Wherever the string "actions" appears in a line, extract that line.

+---+

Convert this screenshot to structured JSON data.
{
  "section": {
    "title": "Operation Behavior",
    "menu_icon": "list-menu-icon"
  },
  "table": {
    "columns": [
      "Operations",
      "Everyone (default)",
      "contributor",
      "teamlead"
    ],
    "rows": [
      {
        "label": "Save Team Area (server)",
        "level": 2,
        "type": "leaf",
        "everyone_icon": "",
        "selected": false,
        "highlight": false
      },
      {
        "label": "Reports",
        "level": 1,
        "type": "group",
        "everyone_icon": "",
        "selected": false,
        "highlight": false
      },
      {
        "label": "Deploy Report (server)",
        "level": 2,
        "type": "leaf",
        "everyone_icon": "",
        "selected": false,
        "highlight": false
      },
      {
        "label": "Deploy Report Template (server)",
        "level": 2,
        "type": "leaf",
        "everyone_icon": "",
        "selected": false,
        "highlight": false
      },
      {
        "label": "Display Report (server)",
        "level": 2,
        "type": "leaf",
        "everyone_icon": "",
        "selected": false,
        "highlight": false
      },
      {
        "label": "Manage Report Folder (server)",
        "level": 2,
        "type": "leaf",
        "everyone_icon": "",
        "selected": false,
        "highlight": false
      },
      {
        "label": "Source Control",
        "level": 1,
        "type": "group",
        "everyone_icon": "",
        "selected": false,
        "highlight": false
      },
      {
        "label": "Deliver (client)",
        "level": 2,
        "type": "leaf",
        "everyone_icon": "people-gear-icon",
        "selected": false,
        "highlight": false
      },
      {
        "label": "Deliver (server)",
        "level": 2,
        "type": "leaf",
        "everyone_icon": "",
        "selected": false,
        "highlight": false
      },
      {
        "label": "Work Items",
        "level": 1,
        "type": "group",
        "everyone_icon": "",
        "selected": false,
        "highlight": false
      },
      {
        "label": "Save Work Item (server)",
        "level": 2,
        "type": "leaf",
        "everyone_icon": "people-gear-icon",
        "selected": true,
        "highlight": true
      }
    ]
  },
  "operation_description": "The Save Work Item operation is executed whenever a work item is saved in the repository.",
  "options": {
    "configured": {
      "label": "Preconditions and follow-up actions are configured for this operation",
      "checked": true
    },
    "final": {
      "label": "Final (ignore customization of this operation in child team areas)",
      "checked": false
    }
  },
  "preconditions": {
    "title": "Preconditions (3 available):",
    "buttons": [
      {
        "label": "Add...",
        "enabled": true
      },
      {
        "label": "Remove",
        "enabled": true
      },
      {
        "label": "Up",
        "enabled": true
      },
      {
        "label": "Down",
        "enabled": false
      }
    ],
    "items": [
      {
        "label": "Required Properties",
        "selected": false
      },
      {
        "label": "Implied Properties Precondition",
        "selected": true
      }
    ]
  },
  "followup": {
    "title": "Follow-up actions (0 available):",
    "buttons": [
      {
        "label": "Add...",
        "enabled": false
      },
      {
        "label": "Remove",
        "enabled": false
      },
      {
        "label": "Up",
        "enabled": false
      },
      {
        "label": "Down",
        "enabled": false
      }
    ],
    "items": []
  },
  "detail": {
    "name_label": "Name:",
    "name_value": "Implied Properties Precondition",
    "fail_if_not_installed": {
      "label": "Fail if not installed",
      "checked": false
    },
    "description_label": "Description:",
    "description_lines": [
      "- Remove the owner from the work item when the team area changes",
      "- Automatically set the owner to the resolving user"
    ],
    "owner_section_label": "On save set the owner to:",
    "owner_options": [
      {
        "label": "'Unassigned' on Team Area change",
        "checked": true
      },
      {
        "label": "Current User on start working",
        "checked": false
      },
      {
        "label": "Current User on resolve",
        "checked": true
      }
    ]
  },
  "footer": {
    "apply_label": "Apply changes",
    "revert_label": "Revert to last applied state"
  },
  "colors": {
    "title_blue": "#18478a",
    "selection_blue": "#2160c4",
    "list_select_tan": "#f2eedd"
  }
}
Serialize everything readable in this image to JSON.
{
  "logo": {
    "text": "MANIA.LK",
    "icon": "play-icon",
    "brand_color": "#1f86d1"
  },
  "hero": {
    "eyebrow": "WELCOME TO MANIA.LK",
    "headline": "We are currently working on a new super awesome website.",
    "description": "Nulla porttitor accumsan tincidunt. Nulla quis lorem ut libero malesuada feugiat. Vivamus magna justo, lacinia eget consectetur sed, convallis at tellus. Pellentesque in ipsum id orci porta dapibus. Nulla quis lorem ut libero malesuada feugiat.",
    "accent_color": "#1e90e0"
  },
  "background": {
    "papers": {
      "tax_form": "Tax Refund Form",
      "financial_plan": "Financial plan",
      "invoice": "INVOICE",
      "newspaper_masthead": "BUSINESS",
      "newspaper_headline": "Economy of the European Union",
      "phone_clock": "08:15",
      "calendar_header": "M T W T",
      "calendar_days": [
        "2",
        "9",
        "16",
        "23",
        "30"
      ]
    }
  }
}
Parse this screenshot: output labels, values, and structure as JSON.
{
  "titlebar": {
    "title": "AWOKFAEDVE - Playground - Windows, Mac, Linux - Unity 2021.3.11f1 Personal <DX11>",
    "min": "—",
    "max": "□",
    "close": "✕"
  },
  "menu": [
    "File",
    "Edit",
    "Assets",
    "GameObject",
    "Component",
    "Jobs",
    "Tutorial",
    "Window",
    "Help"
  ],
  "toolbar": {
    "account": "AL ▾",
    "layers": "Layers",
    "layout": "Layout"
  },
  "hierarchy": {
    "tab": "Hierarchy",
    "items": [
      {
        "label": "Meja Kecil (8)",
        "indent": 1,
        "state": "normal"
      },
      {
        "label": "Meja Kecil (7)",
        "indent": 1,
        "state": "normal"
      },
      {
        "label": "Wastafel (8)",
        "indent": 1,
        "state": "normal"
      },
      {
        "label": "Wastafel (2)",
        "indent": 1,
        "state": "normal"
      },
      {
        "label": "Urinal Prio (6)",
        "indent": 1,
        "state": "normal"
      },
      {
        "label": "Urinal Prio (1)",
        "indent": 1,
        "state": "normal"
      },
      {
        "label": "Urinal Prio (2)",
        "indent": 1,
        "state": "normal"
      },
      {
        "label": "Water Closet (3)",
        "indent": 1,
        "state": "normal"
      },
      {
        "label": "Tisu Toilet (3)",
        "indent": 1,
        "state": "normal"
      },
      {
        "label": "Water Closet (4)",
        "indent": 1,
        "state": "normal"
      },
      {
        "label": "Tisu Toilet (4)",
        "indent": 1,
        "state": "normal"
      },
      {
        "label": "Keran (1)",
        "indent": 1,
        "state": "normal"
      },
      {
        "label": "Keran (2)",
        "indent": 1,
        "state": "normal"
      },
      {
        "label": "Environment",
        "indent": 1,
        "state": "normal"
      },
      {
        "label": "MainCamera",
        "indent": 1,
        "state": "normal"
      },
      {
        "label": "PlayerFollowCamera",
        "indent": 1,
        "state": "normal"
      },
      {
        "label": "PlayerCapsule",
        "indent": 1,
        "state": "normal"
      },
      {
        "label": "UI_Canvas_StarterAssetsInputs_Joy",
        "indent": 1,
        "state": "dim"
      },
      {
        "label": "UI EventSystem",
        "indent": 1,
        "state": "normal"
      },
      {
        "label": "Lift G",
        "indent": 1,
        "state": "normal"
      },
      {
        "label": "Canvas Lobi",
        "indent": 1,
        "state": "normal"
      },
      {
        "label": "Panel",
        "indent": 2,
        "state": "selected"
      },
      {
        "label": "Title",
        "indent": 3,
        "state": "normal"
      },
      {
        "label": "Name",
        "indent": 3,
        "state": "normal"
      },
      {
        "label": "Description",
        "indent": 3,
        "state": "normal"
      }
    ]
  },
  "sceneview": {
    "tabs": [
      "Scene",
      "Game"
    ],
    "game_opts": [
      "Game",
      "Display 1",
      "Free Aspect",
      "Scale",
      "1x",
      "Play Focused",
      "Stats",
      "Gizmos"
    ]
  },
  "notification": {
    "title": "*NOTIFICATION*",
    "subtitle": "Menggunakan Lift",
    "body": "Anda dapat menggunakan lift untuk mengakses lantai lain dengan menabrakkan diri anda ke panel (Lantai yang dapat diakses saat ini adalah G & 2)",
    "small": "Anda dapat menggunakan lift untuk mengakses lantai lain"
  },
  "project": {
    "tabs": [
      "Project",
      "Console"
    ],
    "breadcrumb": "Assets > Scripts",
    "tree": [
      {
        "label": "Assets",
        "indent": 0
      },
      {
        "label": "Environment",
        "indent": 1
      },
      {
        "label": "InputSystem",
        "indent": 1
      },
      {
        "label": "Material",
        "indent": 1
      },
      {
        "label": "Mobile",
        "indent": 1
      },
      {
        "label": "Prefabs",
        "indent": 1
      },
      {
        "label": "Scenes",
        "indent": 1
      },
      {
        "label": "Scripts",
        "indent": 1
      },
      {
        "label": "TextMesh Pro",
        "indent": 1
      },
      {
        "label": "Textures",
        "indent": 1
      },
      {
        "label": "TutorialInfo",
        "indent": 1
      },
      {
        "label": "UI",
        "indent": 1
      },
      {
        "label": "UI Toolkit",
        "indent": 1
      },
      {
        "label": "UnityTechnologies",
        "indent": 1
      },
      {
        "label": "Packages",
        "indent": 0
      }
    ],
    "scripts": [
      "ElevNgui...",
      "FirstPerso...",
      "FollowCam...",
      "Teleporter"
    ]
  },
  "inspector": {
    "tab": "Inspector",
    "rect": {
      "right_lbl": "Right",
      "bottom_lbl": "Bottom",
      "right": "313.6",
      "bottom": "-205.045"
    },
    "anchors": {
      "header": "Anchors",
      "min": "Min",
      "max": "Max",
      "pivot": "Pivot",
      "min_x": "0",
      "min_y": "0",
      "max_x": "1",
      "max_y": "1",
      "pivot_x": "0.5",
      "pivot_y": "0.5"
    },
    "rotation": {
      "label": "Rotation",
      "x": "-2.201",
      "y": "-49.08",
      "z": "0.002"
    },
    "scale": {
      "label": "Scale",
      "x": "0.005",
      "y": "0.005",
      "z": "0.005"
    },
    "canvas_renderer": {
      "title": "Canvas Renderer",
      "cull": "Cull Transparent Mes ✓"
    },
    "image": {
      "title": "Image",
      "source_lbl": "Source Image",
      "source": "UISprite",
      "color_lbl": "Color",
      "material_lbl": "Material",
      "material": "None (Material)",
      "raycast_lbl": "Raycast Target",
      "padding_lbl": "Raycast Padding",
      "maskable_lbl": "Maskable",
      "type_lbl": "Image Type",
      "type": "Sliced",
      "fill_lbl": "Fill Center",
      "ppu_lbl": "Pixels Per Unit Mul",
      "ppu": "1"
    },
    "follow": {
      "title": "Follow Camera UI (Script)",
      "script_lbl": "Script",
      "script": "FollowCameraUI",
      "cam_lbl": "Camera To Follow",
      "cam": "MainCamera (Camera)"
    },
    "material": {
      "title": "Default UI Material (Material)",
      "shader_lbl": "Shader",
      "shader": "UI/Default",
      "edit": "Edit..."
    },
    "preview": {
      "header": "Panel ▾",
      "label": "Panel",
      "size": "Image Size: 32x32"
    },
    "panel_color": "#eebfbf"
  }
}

+---+

> [The solution]:
      "label": "Preconditions and follow-up actions are configured for this operation",
    "title": "Follow-up actions (0 available):",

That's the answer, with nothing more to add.